**Given task:**
Can you write out the whole listing exactly?

== Material

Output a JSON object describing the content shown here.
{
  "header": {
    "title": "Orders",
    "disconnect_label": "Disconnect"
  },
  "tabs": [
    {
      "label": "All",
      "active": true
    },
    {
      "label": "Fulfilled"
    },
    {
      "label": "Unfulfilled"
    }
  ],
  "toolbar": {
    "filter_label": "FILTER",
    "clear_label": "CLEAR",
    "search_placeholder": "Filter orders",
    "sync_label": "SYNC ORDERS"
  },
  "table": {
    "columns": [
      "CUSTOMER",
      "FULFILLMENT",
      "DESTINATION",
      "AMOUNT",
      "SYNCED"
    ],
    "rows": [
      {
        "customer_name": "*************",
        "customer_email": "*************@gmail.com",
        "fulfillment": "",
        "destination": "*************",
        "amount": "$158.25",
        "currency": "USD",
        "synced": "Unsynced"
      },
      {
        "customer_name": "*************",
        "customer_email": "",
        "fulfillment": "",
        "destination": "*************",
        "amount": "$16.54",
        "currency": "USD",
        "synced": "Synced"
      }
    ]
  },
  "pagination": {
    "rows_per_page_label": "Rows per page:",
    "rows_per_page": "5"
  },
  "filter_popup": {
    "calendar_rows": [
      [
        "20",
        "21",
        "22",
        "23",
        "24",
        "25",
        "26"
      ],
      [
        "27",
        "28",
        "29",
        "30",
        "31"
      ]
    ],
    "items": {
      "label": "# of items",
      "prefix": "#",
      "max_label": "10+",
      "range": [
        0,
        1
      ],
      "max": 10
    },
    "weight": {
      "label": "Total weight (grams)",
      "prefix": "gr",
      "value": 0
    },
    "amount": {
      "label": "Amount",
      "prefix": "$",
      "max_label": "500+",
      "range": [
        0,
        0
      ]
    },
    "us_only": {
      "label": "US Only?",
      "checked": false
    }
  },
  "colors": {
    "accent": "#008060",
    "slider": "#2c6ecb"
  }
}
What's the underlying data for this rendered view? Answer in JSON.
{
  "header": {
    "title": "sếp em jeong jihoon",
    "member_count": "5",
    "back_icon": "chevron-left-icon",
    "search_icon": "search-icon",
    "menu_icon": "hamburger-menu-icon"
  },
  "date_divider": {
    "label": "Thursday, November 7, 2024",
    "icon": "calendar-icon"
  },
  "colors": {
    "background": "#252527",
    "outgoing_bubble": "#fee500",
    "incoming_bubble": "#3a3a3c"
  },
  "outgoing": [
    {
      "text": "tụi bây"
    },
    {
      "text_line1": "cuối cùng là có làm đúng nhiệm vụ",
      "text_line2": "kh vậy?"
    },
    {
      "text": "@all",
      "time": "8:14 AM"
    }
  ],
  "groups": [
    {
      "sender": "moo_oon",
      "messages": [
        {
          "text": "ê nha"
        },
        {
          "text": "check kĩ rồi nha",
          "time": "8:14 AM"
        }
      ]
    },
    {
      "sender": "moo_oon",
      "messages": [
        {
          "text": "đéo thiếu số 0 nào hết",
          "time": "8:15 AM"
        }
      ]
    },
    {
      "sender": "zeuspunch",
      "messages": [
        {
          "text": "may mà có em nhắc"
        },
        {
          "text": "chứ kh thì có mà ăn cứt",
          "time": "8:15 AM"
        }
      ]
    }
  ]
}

====

**Exercise response:**
Output a JSON object describing the content shown here.
{
  "header": {
    "title": "Orders",
    "disconnect_label": "Disconnect"
  },
  "tabs": [
    {
      "label": "All",
      "active": true
    },
    {
      "label": "Fulfilled"
    },
    {
      "label": "Unfulfilled"
    }
  ],
  "toolbar": {
    "filter_label": "FILTER",
    "clear_label": "CLEAR",
    "search_placeholder": "Filter orders",
    "sync_label": "SYNC ORDERS"
  },
  "table": {
    "columns": [
      "CUSTOMER",
      "FULFILLMENT",
      "DESTINATION",
      "AMOUNT",
      "SYNCED"
    ],
    "rows": [
      {
        "customer_name": "*************",
        "customer_email": "*************@gmail.com",
        "fulfillment": "",
        "destination": "*************",
        "amount": "$158.25",
        "currency": "USD",
        "synced": "Unsynced"
      },
      {
        "customer_name": "*************",
        "customer_email": "",
        "fulfillment": "",
        "destination": "*************",
        "amount": "$16.54",
        "currency": "USD",
        "synced": "Synced"
      }
    ]
  },
  "pagination": {
    "rows_per_page_label": "Rows per page:",
    "rows_per_page": "5"
  },
  "filter_popup": {
    "calendar_rows": [
      [
        "20",
        "21",
        "22",
        "23",
        "24",
        "25",
        "26"
      ],
      [
        "27",
        "28",
        "29",
        "30",
        "31"
      ]
    ],
    "items": {
      "label": "# of items",
      "prefix": "#",
      "max_label": "10+",
      "range": [
        0,
        1
      ],
      "max": 10
    },
    "weight": {
      "label": "Total weight (grams)",
      "prefix": "gr",
      "value": 0
    },
    "amount": {
      "label": "Amount",
      "prefix": "$",
      "max_label": "500+",
      "range": [
        0,
        0
      ]
    },
    "us_only": {
      "label": "US Only?",
      "checked": false
    }
  },
  "colors": {
    "accent": "#008060",
    "slider": "#2c6ecb"
  }
}
What's the underlying data for this rendered view? Answer in JSON.
{
  "header": {
    "title": "sếp em jeong jihoon",
    "member_count": "5",
    "back_icon": "chevron-left-icon",
    "search_icon": "search-icon",
    "menu_icon": "hamburger-menu-icon"
  },
  "date_divider": {
    "label": "Thursday, November 7, 2024",
    "icon": "calendar-icon"
  },
  "colors": {
    "background": "#252527",
    "outgoing_bubble": "#fee500",
    "incoming_bubble": "#3a3a3c"
  },
  "outgoing": [
    {
      "text": "tụi bây"
    },
    {
      "text_line1": "cuối cùng là có làm đúng nhiệm vụ",
      "text_line2": "kh vậy?"
    },
    {
      "text": "@all",
      "time": "8:14 AM"
    }
  ],
  "groups": [
    {
      "sender": "moo_oon",
      "messages": [
        {
          "text": "ê nha"
        },
        {
          "text": "check kĩ rồi nha",
          "time": "8:14 AM"
        }
      ]
    },
    {
      "sender": "moo_oon",
      "messages": [
        {
          "text": "đéo thiếu số 0 nào hết",
          "time": "8:15 AM"
        }
      ]
    },
    {
      "sender": "zeuspunch",
      "messages": [
        {
          "text": "may mà có em nhắc"
        },
        {
          "text": "chứ kh thì có mà ăn cứt",
          "time": "8:15 AM"
        }
      ]
    }
  ]
}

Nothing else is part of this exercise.